--- Begin ---

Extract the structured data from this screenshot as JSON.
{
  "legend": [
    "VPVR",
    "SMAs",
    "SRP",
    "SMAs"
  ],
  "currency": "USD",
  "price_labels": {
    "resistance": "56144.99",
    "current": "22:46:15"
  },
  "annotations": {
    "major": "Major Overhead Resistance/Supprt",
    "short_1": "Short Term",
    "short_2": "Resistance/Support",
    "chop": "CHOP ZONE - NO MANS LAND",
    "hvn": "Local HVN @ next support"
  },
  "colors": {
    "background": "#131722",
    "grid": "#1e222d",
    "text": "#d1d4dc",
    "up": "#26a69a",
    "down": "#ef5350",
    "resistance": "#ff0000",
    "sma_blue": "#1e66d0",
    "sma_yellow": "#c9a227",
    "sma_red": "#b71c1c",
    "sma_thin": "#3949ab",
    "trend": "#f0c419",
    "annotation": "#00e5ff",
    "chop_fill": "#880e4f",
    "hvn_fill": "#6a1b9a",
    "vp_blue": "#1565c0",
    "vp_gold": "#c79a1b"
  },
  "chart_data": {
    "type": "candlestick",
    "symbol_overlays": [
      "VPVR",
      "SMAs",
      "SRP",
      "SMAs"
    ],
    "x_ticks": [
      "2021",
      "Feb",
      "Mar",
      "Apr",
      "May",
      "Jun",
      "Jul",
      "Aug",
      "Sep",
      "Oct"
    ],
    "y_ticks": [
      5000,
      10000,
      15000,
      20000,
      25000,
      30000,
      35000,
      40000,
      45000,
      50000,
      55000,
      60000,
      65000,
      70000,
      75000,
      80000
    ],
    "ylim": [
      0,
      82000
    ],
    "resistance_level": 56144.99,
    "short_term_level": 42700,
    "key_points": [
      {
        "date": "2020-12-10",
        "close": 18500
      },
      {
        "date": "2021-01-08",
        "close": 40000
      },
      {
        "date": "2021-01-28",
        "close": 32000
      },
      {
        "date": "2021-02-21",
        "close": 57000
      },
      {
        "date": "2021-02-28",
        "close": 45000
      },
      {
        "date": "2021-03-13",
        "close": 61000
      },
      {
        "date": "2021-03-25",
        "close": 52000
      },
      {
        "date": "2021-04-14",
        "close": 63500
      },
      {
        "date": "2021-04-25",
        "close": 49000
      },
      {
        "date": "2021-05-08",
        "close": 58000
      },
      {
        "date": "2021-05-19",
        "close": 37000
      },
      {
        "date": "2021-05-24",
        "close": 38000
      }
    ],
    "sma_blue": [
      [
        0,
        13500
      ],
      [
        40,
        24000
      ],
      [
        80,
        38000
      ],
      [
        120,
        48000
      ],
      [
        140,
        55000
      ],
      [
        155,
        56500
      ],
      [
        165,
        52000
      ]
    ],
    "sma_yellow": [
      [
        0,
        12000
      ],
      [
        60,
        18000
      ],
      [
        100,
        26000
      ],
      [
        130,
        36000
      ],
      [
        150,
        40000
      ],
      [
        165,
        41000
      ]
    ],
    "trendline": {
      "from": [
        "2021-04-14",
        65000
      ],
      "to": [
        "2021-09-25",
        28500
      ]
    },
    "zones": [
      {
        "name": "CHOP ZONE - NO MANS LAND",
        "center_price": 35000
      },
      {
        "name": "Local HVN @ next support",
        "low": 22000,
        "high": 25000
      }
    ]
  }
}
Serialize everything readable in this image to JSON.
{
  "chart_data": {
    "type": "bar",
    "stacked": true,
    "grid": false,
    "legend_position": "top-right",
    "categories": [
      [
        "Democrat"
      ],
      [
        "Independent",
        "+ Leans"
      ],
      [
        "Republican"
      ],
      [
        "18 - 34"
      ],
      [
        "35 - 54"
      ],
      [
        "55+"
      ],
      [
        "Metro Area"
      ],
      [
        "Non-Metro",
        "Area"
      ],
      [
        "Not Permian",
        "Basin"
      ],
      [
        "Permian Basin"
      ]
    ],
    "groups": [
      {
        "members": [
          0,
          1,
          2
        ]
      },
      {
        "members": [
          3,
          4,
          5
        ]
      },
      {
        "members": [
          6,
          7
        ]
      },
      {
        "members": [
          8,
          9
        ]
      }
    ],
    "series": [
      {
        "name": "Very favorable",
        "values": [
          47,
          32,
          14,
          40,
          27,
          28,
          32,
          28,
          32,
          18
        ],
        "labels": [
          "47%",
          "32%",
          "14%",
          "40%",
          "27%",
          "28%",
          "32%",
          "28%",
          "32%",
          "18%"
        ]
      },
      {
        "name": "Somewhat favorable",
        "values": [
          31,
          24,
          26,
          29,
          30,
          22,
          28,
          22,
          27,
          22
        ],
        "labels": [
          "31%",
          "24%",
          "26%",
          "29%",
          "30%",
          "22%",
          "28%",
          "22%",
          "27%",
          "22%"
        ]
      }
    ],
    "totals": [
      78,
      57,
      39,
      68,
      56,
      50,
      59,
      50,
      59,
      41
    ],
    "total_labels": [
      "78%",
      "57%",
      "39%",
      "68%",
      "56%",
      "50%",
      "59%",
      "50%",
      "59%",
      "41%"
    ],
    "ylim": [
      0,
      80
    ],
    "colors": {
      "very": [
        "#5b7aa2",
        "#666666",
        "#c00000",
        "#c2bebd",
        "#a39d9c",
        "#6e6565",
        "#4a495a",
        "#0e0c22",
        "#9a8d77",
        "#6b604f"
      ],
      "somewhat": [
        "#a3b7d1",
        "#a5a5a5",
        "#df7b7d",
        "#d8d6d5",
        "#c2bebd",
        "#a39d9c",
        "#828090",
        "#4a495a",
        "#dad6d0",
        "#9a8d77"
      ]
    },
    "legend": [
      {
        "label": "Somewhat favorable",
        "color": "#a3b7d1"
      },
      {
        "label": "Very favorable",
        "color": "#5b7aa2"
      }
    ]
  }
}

--- End ---

Write out all the entries exactly.

Written solution:
Extract the structured data from this screenshot as JSON.
{
  "legend": [
    "VPVR",
    "SMAs",
    "SRP",
    "SMAs"
  ],
  "currency": "USD",
  "price_labels": {
    "resistance": "56144.99",
    "current": "22:46:15"
  },
  "annotations": {
    "major": "Major Overhead Resistance/Supprt",
    "short_1": "Short Term",
    "short_2": "Resistance/Support",
    "chop": "CHOP ZONE - NO MANS LAND",
    "hvn": "Local HVN @ next support"
  },
  "colors": {
    "background": "#131722",
    "grid": "#1e222d",
    "text": "#d1d4dc",
    "up": "#26a69a",
    "down": "#ef5350",
    "resistance": "#ff0000",
    "sma_blue": "#1e66d0",
    "sma_yellow": "#c9a227",
    "sma_red": "#b71c1c",
    "sma_thin": "#3949ab",
    "trend": "#f0c419",
    "annotation": "#00e5ff",
    "chop_fill": "#880e4f",
    "hvn_fill": "#6a1b9a",
    "vp_blue": "#1565c0",
    "vp_gold": "#c79a1b"
  },
  "chart_data": {
    "type": "candlestick",
    "symbol_overlays": [
      "VPVR",
      "SMAs",
      "SRP",
      "SMAs"
    ],
    "x_ticks": [
      "2021",
      "Feb",
      "Mar",
      "Apr",
      "May",
      "Jun",
      "Jul",
      "Aug",
      "Sep",
      "Oct"
    ],
    "y_ticks": [
      5000,
      10000,
      15000,
      20000,
      25000,
      30000,
      35000,
      40000,
      45000,
      50000,
      55000,
      60000,
      65000,
      70000,
      75000,
      80000
    ],
    "ylim": [
      0,
      82000
    ],
    "resistance_level": 56144.99,
    "short_term_level": 42700,
    "key_points": [
      {
        "date": "2020-12-10",
        "close": 18500
      },
      {
        "date": "2021-01-08",
        "close": 40000
      },
      {
        "date": "2021-01-28",
        "close": 32000
      },
      {
        "date": "2021-02-21",
        "close": 57000
      },
      {
        "date": "2021-02-28",
        "close": 45000
      },
      {
        "date": "2021-03-13",
        "close": 61000
      },
      {
        "date": "2021-03-25",
        "close": 52000
      },
      {
        "date": "2021-04-14",
        "close": 63500
      },
      {
        "date": "2021-04-25",
        "close": 49000
      },
      {
        "date": "2021-05-08",
        "close": 58000
      },
      {
        "date": "2021-05-19",
        "close": 37000
      },
      {
        "date": "2021-05-24",
        "close": 38000
      }
    ],
    "sma_blue": [
      [
        0,
        13500
      ],
      [
        40,
        24000
      ],
      [
        80,
        38000
      ],
      [
        120,
        48000
      ],
      [
        140,
        55000
      ],
      [
        155,
        56500
      ],
      [
        165,
        52000
      ]
    ],
    "sma_yellow": [
      [
        0,
        12000
      ],
      [
        60,
        18000
      ],
      [
        100,
        26000
      ],
      [
        130,
        36000
      ],
      [
        150,
        40000
      ],
      [
        165,
        41000
      ]
    ],
    "trendline": {
      "from": [
        "2021-04-14",
        65000
      ],
      "to": [
        "2021-09-25",
        28500
      ]
    },
    "zones": [
      {
        "name": "CHOP ZONE - NO MANS LAND",
        "center_price": 35000
      },
      {
        "name": "Local HVN @ next support",
        "low": 22000,
        "high": 25000
      }
    ]
  }
}
Serialize everything readable in this image to JSON.
{
  "chart_data": {
    "type": "bar",
    "stacked": true,
    "grid": false,
    "legend_position": "top-right",
    "categories": [
      [
        "Democrat"
      ],
      [
        "Independent",
        "+ Leans"
      ],
      [
        "Republican"
      ],
      [
        "18 - 34"
      ],
      [
        "35 - 54"
      ],
      [
        "55+"
      ],
      [
        "Metro Area"
      ],
      [
        "Non-Metro",
        "Area"
      ],
      [
        "Not Permian",
        "Basin"
      ],
      [
        "Permian Basin"
      ]
    ],
    "groups": [
      {
        "members": [
          0,
          1,
          2
        ]
      },
      {
        "members": [
          3,
          4,
          5
        ]
      },
      {
        "members": [
          6,
          7
        ]
      },
      {
        "members": [
          8,
          9
        ]
      }
    ],
    "series": [
      {
        "name": "Very favorable",
        "values": [
          47,
          32,
          14,
          40,
          27,
          28,
          32,
          28,
          32,
          18
        ],
        "labels": [
          "47%",
          "32%",
          "14%",
          "40%",
          "27%",
          "28%",
          "32%",
          "28%",
          "32%",
          "18%"
        ]
      },
      {
        "name": "Somewhat favorable",
        "values": [
          31,
          24,
          26,
          29,
          30,
          22,
          28,
          22,
          27,
          22
        ],
        "labels": [
          "31%",
          "24%",
          "26%",
          "29%",
          "30%",
          "22%",
          "28%",
          "22%",
          "27%",
          "22%"
        ]
      }
    ],
    "totals": [
      78,
      57,
      39,
      68,
      56,
      50,
      59,
      50,
      59,
      41
    ],
    "total_labels": [
      "78%",
      "57%",
      "39%",
      "68%",
      "56%",
      "50%",
      "59%",
      "50%",
      "59%",
      "41%"
    ],
    "ylim": [
      0,
      80
    ],
    "colors": {
      "very": [
        "#5b7aa2",
        "#666666",
        "#c00000",
        "#c2bebd",
        "#a39d9c",
        "#6e6565",
        "#4a495a",
        "#0e0c22",
        "#9a8d77",
        "#6b604f"
      ],
      "somewhat": [
        "#a3b7d1",
        "#a5a5a5",
        "#df7b7d",
        "#d8d6d5",
        "#c2bebd",
        "#a39d9c",
        "#828090",
        "#4a495a",
        "#dad6d0",
        "#9a8d77"
      ]
    },
    "legend": [
      {
        "label": "Somewhat favorable",
        "color": "#a3b7d1"
      },
      {
        "label": "Very favorable",
        "color": "#5b7aa2"
      }
    ]
  }
}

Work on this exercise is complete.